Exercise directions
Return the material word for word. Do not include the pictures.

Data for processing
————

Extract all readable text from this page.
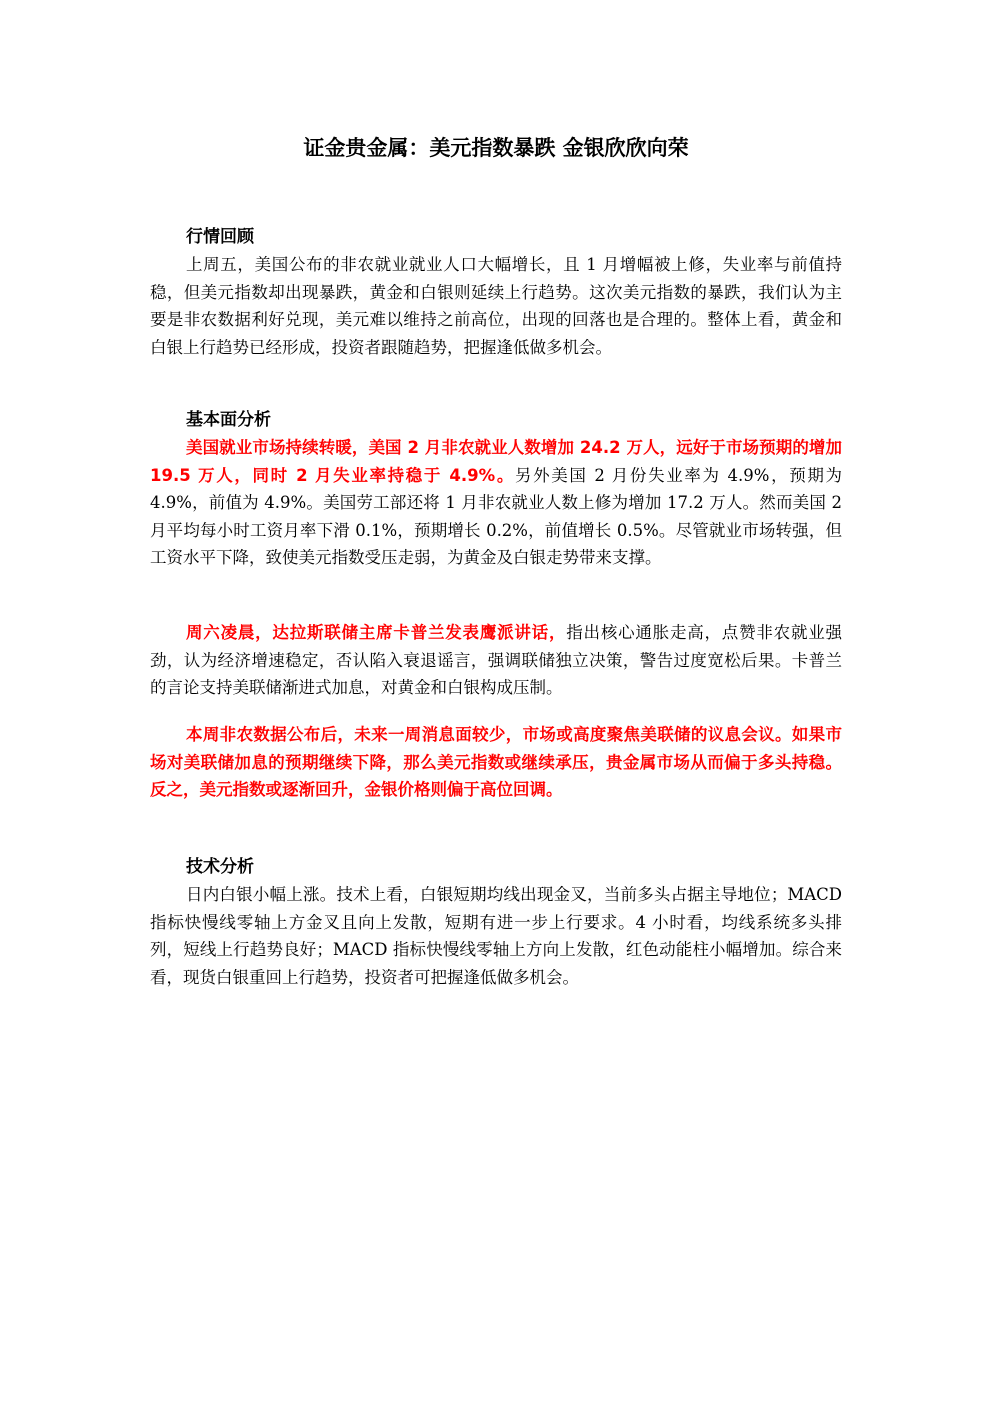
证金贵金属：美元指数暴跌 金银欣欣向荣

行情回顾

上周五，美国公布的非农就业就业人口大幅增长，且 1 月增幅被上修，失业率与前值持稳，但美元指数却出现暴跌，黄金和白银则延续上行趋势。这次美元指数的暴跌，我们认为主要是非农数据利好兑现，美元难以维持之前高位，出现的回落也是合理的。整体上看，黄金和白银上行趋势已经形成，投资者跟随趋势，把握逢低做多机会。

基本面分析

美国就业市场持续转暖，美国 2 月非农就业人数增加 24.2 万人，远好于市场预期的增加 19.5 万人，同时 2 月失业率持稳于 4.9%。另外美国 2 月份失业率为 4.9%，预期为 4.9%，前值为 4.9%。美国劳工部还将 1 月非农就业人数上修为增加 17.2 万人。然而美国 2 月平均每小时工资月率下滑 0.1%，预期增长 0.2%，前值增长 0.5%。尽管就业市场转强，但工资水平下降，致使美元指数受压走弱，为黄金及白银走势带来支撑。

周六凌晨，达拉斯联储主席卡普兰发表鹰派讲话，指出核心通胀走高，点赞非农就业强劲，认为经济增速稳定，否认陷入衰退谣言，强调联储独立决策，警告过度宽松后果。卡普兰的言论支持美联储渐进式加息，对黄金和白银构成压制。

本周非农数据公布后，未来一周消息面较少，市场或高度聚焦美联储的议息会议。如果市场对美联储加息的预期继续下降，那么美元指数或继续承压，贵金属市场从而偏于多头持稳。反之，美元指数或逐渐回升，金银价格则偏于高位回调。

技术分析

日内白银小幅上涨。技术上看，白银短期均线出现金叉，当前多头占据主导地位；MACD 指标快慢线零轴上方金叉且向上发散，短期有进一步上行要求。4 小时看，均线系统多头排列，短线上行趋势良好；MACD 指标快慢线零轴上方向上发散，红色动能柱小幅增加。综合来看，现货白银重回上行趋势，投资者可把握逢低做多机会。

————

The reply
Extract all readable text from this page.
证金贵金属：美元指数暴跌 金银欣欣向荣

行情回顾

上周五，美国公布的非农就业就业人口大幅增长，且 1 月增幅被上修，失业率与前值持稳，但美元指数却出现暴跌，黄金和白银则延续上行趋势。这次美元指数的暴跌，我们认为主要是非农数据利好兑现，美元难以维持之前高位，出现的回落也是合理的。整体上看，黄金和白银上行趋势已经形成，投资者跟随趋势，把握逢低做多机会。

基本面分析

美国就业市场持续转暖，美国 2 月非农就业人数增加 24.2 万人，远好于市场预期的增加 19.5 万人，同时 2 月失业率持稳于 4.9%。另外美国 2 月份失业率为 4.9%，预期为 4.9%，前值为 4.9%。美国劳工部还将 1 月非农就业人数上修为增加 17.2 万人。然而美国 2 月平均每小时工资月率下滑 0.1%，预期增长 0.2%，前值增长 0.5%。尽管就业市场转强，但工资水平下降，致使美元指数受压走弱，为黄金及白银走势带来支撑。

周六凌晨，达拉斯联储主席卡普兰发表鹰派讲话，指出核心通胀走高，点赞非农就业强劲，认为经济增速稳定，否认陷入衰退谣言，强调联储独立决策，警告过度宽松后果。卡普兰的言论支持美联储渐进式加息，对黄金和白银构成压制。

本周非农数据公布后，未来一周消息面较少，市场或高度聚焦美联储的议息会议。如果市场对美联储加息的预期继续下降，那么美元指数或继续承压，贵金属市场从而偏于多头持稳。反之，美元指数或逐渐回升，金银价格则偏于高位回调。

技术分析

日内白银小幅上涨。技术上看，白银短期均线出现金叉，当前多头占据主导地位；MACD 指标快慢线零轴上方金叉且向上发散，短期有进一步上行要求。4 小时看，均线系统多头排列，短线上行趋势良好；MACD 指标快慢线零轴上方向上发散，红色动能柱小幅增加。综合来看，现货白银重回上行趋势，投资者可把握逢低做多机会。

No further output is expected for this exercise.